[Openmcl-devel] interruptions

Pascal J. Bourguignon pjb at informatimago.com
Fri Feb 24 07:58:20 PST 2012


Gary Byers <gb at clozure.com> writes:

> Sorry to have missed this message.
>
> If you're asking how to affect what happens when the OS-level process
> receives a SIGINT (as would be produced by a user typing ^C), there's
> basically a two-part answer.
>
> The first part is that hooking into what currently happens - where some
> thread, typically the listener, gets forced via PROCESS-INTERRUPT to
> enter a break loop - is awkward.
>
> The second part of the answer is that WAIT-FOR-SIGNAL can be used
> to determine if and when an asynchronous signal like ^C occurs; what
> to do in response is up to you.
> […]


Happily, in my current application, I have a tight inner loop in which I
can call wait-for-signal, and signal a condition when a SIGINT is
detected:

    (define-condition user-interrupt (condition)

■ THINGS TO DO:
1/ Restate the paragraph of the mailing list message that begins "The first part is that hooking" more briefly, keeping its main facts.
2/ Carry the mailing list message on handling SIGINT forward from its last line.
You can leave the records out of this work.

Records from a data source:
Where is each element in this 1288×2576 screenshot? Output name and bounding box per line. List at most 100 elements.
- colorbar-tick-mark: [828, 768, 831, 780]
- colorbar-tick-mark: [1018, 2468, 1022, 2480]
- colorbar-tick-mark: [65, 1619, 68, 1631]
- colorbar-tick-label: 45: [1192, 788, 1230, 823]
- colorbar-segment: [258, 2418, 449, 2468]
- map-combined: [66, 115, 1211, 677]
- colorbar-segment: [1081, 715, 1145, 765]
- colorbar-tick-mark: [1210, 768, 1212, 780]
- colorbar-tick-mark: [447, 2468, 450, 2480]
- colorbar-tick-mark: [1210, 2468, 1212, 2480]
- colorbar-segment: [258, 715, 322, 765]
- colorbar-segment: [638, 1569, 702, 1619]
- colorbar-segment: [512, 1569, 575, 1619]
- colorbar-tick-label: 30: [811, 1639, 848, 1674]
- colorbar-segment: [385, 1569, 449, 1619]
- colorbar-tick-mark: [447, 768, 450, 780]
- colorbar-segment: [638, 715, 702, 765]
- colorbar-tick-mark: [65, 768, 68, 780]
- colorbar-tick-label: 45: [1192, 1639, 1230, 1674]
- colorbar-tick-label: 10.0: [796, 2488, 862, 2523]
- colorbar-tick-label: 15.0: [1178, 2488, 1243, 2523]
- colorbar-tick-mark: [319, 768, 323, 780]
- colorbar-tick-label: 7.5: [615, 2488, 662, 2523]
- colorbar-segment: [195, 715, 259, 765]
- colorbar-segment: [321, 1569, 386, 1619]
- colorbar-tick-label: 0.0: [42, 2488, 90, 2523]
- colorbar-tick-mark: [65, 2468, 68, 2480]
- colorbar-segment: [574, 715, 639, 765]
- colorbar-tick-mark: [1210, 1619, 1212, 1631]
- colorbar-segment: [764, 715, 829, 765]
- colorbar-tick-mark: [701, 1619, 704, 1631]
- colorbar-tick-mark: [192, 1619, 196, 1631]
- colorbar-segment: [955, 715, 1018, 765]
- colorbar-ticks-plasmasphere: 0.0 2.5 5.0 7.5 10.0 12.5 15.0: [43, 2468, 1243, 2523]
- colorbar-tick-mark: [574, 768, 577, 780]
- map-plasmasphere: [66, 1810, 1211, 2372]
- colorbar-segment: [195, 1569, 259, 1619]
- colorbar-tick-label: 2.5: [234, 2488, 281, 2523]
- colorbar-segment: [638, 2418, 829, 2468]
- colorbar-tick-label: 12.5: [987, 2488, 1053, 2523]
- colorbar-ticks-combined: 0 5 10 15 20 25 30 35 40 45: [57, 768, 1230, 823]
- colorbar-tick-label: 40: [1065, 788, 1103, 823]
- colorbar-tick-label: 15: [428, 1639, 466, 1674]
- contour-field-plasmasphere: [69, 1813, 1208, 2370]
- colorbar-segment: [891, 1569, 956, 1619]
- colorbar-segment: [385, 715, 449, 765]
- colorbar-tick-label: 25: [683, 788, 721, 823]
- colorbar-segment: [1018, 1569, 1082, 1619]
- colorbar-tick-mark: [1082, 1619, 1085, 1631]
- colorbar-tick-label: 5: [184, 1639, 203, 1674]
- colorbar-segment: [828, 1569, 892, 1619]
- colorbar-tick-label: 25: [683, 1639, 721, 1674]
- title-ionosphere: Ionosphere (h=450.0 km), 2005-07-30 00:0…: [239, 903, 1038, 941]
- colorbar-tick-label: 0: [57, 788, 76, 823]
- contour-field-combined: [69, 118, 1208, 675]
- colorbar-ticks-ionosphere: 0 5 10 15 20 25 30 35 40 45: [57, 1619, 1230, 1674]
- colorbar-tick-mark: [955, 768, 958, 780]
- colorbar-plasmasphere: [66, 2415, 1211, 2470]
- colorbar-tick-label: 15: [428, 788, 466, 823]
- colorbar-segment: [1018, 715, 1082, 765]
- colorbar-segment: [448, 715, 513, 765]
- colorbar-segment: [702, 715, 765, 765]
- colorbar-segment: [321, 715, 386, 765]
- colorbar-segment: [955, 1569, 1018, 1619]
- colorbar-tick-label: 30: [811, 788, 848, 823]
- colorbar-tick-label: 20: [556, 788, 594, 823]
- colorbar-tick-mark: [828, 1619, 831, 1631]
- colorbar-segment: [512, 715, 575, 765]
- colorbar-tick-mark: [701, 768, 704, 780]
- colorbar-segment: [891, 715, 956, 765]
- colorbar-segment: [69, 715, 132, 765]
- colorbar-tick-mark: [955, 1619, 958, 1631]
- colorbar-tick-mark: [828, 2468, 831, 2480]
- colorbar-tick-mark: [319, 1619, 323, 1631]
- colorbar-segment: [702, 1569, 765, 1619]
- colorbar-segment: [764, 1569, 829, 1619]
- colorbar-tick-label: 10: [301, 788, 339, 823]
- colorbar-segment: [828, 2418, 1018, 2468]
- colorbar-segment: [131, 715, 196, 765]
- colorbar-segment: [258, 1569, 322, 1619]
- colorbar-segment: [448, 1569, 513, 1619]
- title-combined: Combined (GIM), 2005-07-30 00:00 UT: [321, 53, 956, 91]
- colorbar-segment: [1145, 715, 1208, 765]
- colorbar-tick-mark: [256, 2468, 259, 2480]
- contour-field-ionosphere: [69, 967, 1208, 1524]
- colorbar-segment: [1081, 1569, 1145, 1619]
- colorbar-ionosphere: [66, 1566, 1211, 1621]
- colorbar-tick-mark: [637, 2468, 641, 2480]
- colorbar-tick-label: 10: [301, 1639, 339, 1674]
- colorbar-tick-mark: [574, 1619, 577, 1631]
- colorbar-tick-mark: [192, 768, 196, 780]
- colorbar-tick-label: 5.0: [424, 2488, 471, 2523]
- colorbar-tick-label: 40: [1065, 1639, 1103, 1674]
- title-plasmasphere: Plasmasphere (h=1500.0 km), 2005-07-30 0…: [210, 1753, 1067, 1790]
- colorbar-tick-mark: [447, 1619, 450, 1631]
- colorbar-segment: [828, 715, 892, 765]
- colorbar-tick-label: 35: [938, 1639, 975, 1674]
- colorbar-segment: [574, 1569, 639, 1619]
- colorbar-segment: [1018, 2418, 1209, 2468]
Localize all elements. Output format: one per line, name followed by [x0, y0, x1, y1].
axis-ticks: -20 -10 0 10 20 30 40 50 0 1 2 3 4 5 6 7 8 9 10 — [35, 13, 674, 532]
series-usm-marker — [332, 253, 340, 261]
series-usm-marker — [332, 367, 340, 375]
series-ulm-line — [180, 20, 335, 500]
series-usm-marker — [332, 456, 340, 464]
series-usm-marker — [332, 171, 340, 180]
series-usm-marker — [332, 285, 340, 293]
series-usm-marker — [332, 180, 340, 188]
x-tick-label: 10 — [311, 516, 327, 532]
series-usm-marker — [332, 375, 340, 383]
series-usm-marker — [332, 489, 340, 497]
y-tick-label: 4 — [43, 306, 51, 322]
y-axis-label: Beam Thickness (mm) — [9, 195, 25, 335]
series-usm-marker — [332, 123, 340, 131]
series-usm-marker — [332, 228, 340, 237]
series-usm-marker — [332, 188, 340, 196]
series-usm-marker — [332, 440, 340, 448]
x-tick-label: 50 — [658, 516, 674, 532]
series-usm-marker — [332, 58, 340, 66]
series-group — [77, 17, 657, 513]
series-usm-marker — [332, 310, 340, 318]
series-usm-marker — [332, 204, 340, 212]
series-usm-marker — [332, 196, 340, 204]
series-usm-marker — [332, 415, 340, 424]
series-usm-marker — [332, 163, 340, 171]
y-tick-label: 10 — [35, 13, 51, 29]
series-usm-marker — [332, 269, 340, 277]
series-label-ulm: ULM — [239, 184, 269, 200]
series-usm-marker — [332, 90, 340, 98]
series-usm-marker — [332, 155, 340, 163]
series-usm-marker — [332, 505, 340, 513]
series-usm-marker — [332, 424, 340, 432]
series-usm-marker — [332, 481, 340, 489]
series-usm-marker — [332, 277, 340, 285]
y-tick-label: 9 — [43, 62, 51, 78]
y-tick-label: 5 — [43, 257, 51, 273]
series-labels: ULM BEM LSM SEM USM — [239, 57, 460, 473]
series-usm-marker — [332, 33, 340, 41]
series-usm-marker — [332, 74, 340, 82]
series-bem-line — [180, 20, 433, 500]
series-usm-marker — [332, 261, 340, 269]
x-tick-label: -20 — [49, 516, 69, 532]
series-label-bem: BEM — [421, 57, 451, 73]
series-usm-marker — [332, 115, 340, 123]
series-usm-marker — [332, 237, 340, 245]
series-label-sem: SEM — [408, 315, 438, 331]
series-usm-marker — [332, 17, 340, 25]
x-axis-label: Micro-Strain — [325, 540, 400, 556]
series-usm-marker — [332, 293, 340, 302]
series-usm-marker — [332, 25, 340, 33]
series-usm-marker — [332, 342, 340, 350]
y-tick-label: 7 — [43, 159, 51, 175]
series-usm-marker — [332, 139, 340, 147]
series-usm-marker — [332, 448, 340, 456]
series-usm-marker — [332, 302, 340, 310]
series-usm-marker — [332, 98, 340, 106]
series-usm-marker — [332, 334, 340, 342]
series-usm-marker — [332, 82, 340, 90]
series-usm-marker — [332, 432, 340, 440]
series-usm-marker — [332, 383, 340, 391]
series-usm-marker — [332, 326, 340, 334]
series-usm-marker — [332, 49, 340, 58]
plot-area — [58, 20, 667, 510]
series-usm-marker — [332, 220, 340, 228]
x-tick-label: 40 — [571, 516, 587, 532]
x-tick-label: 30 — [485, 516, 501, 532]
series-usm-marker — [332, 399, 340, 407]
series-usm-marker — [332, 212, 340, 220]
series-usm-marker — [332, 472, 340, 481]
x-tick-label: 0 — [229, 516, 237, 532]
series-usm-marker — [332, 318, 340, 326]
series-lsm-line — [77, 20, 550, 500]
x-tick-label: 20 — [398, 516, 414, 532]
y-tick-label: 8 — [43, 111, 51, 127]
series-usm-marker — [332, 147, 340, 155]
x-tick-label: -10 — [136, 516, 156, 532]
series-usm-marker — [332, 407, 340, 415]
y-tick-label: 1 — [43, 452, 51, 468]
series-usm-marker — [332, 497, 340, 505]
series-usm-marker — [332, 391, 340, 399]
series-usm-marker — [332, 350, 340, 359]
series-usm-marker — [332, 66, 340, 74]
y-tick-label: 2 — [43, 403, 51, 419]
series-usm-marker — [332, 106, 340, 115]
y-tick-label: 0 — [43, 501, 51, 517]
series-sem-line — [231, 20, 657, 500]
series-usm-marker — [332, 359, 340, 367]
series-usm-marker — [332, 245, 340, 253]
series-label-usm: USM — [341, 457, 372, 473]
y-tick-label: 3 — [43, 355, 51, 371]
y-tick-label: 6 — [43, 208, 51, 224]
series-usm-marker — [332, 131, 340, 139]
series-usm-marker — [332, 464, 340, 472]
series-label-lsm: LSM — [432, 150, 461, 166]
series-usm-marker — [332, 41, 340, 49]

■ RESPONSES:
1/ Hooking into what currently happens on ^C is awkward: some thread, usually the listener, is forced via PROCESS-INTERRUPT into a break loop.

2/
      ((signal :initarg :signal
               :initform 0
               :reader user-interrupt-signal))
      (:report (lambda (condition stream)
                 (format stream "~S signal ~D"
                         'user-interrupt
                         (user-interrupt-signal condition)))))


    (defun yield-signals (signals)
      #+ccl
      (dolist (signum signals)
        (when (ccl:wait-for-signal signum 0)
          (signal 'user-interrupt :signal signum))))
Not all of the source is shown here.